Provided data
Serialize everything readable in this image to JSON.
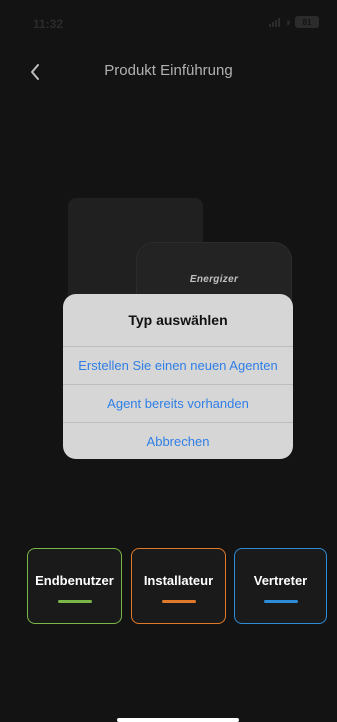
{
  "status_bar": {
    "time": "11:32",
    "battery": "81"
  },
  "nav": {
    "title": "Produkt Einführung",
    "back_icon": "chevron-left-icon"
  },
  "product": {
    "brand": "Energizer"
  },
  "dialog": {
    "title": "Typ auswählen",
    "options": [
      "Erstellen Sie einen neuen Agenten",
      "Agent bereits vorhanden",
      "Abbrechen"
    ]
  },
  "roles": [
    {
      "label": "Endbenutzer",
      "color": "#7ab648"
    },
    {
      "label": "Installateur",
      "color": "#e07a2a"
    },
    {
      "label": "Vertreter",
      "color": "#2d8cd8"
    }
  ],
  "colors": {
    "background": "#1a1a1a",
    "accent_blue": "#2f7fe6",
    "dialog_bg": "#d6d6d6"
  }
}
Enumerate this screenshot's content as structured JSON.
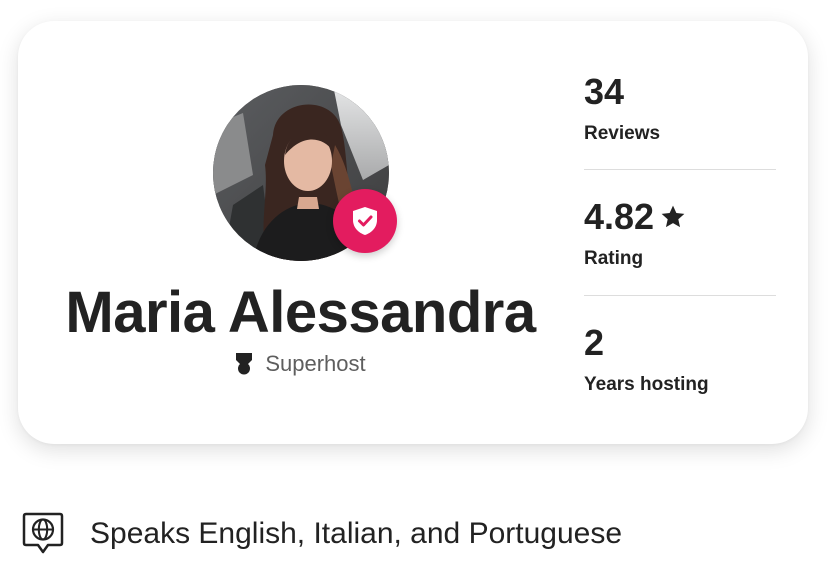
{
  "host": {
    "name": "Maria Alessandra",
    "badge": "Superhost",
    "verified_icon": "shield-check-icon",
    "badge_icon": "superhost-medal-icon"
  },
  "stats": [
    {
      "value": "34",
      "label": "Reviews"
    },
    {
      "value": "4.82",
      "label": "Rating",
      "icon": "star-icon"
    },
    {
      "value": "2",
      "label": "Years hosting"
    }
  ],
  "languages": {
    "icon": "language-globe-icon",
    "text": "Speaks English, Italian, and Portuguese"
  },
  "colors": {
    "accent": "#e31c5f",
    "text": "#222222",
    "muted": "#5e5e5e",
    "divider": "#dddddd"
  }
}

Short exercise
Using the listing above, copy exactly the lines from the one that contains "Enumerate this screenshot's" through its last line, both included, but not the pictures.

Expected answer
Enumerate this screenshot's content as structured JSON.
{
  "host": {
    "name": "Maria Alessandra",
    "badge": "Superhost",
    "verified_icon": "shield-check-icon",
    "badge_icon": "superhost-medal-icon"
  },
  "stats": [
    {
      "value": "34",
      "label": "Reviews"
    },
    {
      "value": "4.82",
      "label": "Rating",
      "icon": "star-icon"
    },
    {
      "value": "2",
      "label": "Years hosting"
    }
  ],
  "languages": {
    "icon": "language-globe-icon",
    "text": "Speaks English, Italian, and Portuguese"
  },
  "colors": {
    "accent": "#e31c5f",
    "text": "#222222",
    "muted": "#5e5e5e",
    "divider": "#dddddd"
  }
}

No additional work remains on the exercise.